• What is asked:
The records that follow need to be output exactly as they are.

───── Listing

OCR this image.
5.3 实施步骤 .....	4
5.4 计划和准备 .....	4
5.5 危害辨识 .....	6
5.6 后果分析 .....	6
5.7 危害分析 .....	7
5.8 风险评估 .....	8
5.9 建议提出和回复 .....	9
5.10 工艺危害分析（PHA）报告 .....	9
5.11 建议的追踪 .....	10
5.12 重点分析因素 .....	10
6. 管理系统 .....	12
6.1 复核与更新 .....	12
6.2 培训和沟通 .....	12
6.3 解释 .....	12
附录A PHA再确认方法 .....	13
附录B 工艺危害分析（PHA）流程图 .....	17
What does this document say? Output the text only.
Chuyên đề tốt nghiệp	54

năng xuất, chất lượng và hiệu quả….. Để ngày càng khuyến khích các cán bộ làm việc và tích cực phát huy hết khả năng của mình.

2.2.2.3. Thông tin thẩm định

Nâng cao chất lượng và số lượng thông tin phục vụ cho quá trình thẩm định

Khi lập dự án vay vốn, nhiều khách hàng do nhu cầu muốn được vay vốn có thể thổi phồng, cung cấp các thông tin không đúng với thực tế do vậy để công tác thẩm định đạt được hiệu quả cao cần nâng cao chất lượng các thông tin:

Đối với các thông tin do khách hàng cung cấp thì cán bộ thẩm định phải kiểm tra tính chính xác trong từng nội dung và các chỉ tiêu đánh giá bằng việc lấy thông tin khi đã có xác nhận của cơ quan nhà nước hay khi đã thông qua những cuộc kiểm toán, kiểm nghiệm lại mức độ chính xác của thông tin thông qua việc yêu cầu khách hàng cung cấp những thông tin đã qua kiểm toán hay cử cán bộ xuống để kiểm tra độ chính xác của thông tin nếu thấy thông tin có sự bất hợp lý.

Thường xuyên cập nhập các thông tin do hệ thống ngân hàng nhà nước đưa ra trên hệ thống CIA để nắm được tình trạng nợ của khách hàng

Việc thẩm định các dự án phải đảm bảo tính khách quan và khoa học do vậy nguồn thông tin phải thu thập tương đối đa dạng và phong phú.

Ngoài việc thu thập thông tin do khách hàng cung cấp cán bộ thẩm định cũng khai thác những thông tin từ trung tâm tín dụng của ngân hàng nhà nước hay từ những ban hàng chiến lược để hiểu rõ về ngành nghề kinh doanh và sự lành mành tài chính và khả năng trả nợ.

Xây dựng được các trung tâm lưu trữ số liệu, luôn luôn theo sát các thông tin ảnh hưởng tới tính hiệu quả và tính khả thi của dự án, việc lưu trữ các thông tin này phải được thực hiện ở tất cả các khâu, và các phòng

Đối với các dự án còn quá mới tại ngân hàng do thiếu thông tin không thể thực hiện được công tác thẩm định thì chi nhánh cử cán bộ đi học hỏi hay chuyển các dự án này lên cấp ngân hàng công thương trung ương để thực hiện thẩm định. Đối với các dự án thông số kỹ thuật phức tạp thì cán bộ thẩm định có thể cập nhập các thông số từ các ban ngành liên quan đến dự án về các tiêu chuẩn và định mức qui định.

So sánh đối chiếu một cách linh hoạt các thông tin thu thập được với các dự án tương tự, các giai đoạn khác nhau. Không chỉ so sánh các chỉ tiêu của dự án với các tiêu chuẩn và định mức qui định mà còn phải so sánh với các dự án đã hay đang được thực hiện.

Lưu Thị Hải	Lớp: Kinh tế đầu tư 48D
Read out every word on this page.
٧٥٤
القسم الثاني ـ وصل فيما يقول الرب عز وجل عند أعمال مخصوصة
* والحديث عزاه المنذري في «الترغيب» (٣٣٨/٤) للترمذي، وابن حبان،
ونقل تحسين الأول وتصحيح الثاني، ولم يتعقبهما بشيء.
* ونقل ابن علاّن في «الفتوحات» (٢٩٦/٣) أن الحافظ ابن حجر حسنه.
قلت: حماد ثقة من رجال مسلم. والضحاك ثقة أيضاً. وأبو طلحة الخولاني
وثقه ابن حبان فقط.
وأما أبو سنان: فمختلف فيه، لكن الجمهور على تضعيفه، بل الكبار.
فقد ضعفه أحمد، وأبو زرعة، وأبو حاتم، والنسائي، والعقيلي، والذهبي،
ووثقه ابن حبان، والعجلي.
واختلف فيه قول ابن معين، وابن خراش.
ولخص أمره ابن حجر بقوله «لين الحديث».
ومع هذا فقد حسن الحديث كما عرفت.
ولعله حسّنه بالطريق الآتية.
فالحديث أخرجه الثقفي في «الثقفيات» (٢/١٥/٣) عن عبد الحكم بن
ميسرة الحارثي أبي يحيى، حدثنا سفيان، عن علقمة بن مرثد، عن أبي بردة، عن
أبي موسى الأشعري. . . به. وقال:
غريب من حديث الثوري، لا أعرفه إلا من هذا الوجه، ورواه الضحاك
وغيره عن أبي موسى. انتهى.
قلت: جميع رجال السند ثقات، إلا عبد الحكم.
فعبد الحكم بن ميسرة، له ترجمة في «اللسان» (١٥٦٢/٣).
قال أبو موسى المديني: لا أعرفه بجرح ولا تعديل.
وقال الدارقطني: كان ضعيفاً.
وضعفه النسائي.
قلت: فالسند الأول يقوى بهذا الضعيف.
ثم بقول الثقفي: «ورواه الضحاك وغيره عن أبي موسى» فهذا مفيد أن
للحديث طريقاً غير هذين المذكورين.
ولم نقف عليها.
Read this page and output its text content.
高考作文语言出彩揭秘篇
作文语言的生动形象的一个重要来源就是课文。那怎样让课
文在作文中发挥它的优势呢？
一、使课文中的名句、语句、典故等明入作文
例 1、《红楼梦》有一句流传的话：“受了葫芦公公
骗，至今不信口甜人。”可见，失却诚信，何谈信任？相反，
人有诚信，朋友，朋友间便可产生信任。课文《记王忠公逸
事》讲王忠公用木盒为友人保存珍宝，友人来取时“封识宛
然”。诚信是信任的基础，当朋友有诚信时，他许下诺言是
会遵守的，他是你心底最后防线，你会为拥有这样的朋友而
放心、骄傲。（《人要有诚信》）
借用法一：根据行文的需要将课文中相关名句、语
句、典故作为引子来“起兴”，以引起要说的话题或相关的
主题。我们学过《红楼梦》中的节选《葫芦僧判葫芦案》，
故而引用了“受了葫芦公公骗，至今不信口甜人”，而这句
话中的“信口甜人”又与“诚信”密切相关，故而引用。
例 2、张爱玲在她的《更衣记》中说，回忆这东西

──────────

• Written solution:
OCR this image.
5.3 实施步骤 .....	4
5.4 计划和准备 .....	4
5.5 危害辨识 .....	6
5.6 后果分析 .....	6
5.7 危害分析 .....	7
5.8 风险评估 .....	8
5.9 建议提出和回复 .....	9
5.10 工艺危害分析（PHA）报告 .....	9
5.11 建议的追踪 .....	10
5.12 重点分析因素 .....	10
6. 管理系统 .....	12
6.1 复核与更新 .....	12
6.2 培训和沟通 .....	12
6.3 解释 .....	12
附录A PHA再确认方法 .....	13
附录B 工艺危害分析（PHA）流程图 .....	17
What does this document say? Output the text only.
Chuyên đề tốt nghiệp	54

năng xuất, chất lượng và hiệu quả….. Để ngày càng khuyến khích các cán bộ làm việc và tích cực phát huy hết khả năng của mình.

2.2.2.3. Thông tin thẩm định

Nâng cao chất lượng và số lượng thông tin phục vụ cho quá trình thẩm định

Khi lập dự án vay vốn, nhiều khách hàng do nhu cầu muốn được vay vốn có thể thổi phồng, cung cấp các thông tin không đúng với thực tế do vậy để công tác thẩm định đạt được hiệu quả cao cần nâng cao chất lượng các thông tin:

Đối với các thông tin do khách hàng cung cấp thì cán bộ thẩm định phải kiểm tra tính chính xác trong từng nội dung và các chỉ tiêu đánh giá bằng việc lấy thông tin khi đã có xác nhận của cơ quan nhà nước hay khi đã thông qua những cuộc kiểm toán, kiểm nghiệm lại mức độ chính xác của thông tin thông qua việc yêu cầu khách hàng cung cấp những thông tin đã qua kiểm toán hay cử cán bộ xuống để kiểm tra độ chính xác của thông tin nếu thấy thông tin có sự bất hợp lý.

Thường xuyên cập nhập các thông tin do hệ thống ngân hàng nhà nước đưa ra trên hệ thống CIA để nắm được tình trạng nợ của khách hàng

Việc thẩm định các dự án phải đảm bảo tính khách quan và khoa học do vậy nguồn thông tin phải thu thập tương đối đa dạng và phong phú.

Ngoài việc thu thập thông tin do khách hàng cung cấp cán bộ thẩm định cũng khai thác những thông tin từ trung tâm tín dụng của ngân hàng nhà nước hay từ những ban hàng chiến lược để hiểu rõ về ngành nghề kinh doanh và sự lành mành tài chính và khả năng trả nợ.

Xây dựng được các trung tâm lưu trữ số liệu, luôn luôn theo sát các thông tin ảnh hưởng tới tính hiệu quả và tính khả thi của dự án, việc lưu trữ các thông tin này phải được thực hiện ở tất cả các khâu, và các phòng

Đối với các dự án còn quá mới tại ngân hàng do thiếu thông tin không thể thực hiện được công tác thẩm định thì chi nhánh cử cán bộ đi học hỏi hay chuyển các dự án này lên cấp ngân hàng công thương trung ương để thực hiện thẩm định. Đối với các dự án thông số kỹ thuật phức tạp thì cán bộ thẩm định có thể cập nhập các thông số từ các ban ngành liên quan đến dự án về các tiêu chuẩn và định mức qui định.

So sánh đối chiếu một cách linh hoạt các thông tin thu thập được với các dự án tương tự, các giai đoạn khác nhau. Không chỉ so sánh các chỉ tiêu của dự án với các tiêu chuẩn và định mức qui định mà còn phải so sánh với các dự án đã hay đang được thực hiện.

Lưu Thị Hải	Lớp: Kinh tế đầu tư 48D
Read out every word on this page.
٧٥٤
القسم الثاني ـ وصل فيما يقول الرب عز وجل عند أعمال مخصوصة
* والحديث عزاه المنذري في «الترغيب» (٣٣٨/٤) للترمذي، وابن حبان،
ونقل تحسين الأول وتصحيح الثاني، ولم يتعقبهما بشيء.
* ونقل ابن علاّن في «الفتوحات» (٢٩٦/٣) أن الحافظ ابن حجر حسنه.
قلت: حماد ثقة من رجال مسلم. والضحاك ثقة أيضاً. وأبو طلحة الخولاني
وثقه ابن حبان فقط.
وأما أبو سنان: فمختلف فيه، لكن الجمهور على تضعيفه، بل الكبار.
فقد ضعفه أحمد، وأبو زرعة، وأبو حاتم، والنسائي، والعقيلي، والذهبي،
ووثقه ابن حبان، والعجلي.
واختلف فيه قول ابن معين، وابن خراش.
ولخص أمره ابن حجر بقوله «لين الحديث».
ومع هذا فقد حسن الحديث كما عرفت.
ولعله حسّنه بالطريق الآتية.
فالحديث أخرجه الثقفي في «الثقفيات» (٢/١٥/٣) عن عبد الحكم بن
ميسرة الحارثي أبي يحيى، حدثنا سفيان، عن علقمة بن مرثد، عن أبي بردة، عن
أبي موسى الأشعري. . . به. وقال:
غريب من حديث الثوري، لا أعرفه إلا من هذا الوجه، ورواه الضحاك
وغيره عن أبي موسى. انتهى.
قلت: جميع رجال السند ثقات، إلا عبد الحكم.
فعبد الحكم بن ميسرة، له ترجمة في «اللسان» (١٥٦٢/٣).
قال أبو موسى المديني: لا أعرفه بجرح ولا تعديل.
وقال الدارقطني: كان ضعيفاً.
وضعفه النسائي.
قلت: فالسند الأول يقوى بهذا الضعيف.
ثم بقول الثقفي: «ورواه الضحاك وغيره عن أبي موسى» فهذا مفيد أن
للحديث طريقاً غير هذين المذكورين.
ولم نقف عليها.
Read this page and output its text content.
高考作文语言出彩揭秘篇
作文语言的生动形象的一个重要来源就是课文。那怎样让课
文在作文中发挥它的优势呢？
一、使课文中的名句、语句、典故等明入作文
例 1、《红楼梦》有一句流传的话：“受了葫芦公公
骗，至今不信口甜人。”可见，失却诚信，何谈信任？相反，
人有诚信，朋友，朋友间便可产生信任。课文《记王忠公逸
事》讲王忠公用木盒为友人保存珍宝，友人来取时“封识宛
然”。诚信是信任的基础，当朋友有诚信时，他许下诺言是
会遵守的，他是你心底最后防线，你会为拥有这样的朋友而
放心、骄傲。（《人要有诚信》）
借用法一：根据行文的需要将课文中相关名句、语
句、典故作为引子来“起兴”，以引起要说的话题或相关的
主题。我们学过《红楼梦》中的节选《葫芦僧判葫芦案》，
故而引用了“受了葫芦公公骗，至今不信口甜人”，而这句
话中的“信口甜人”又与“诚信”密切相关，故而引用。
例 2、张爱玲在她的《更衣记》中说，回忆这东西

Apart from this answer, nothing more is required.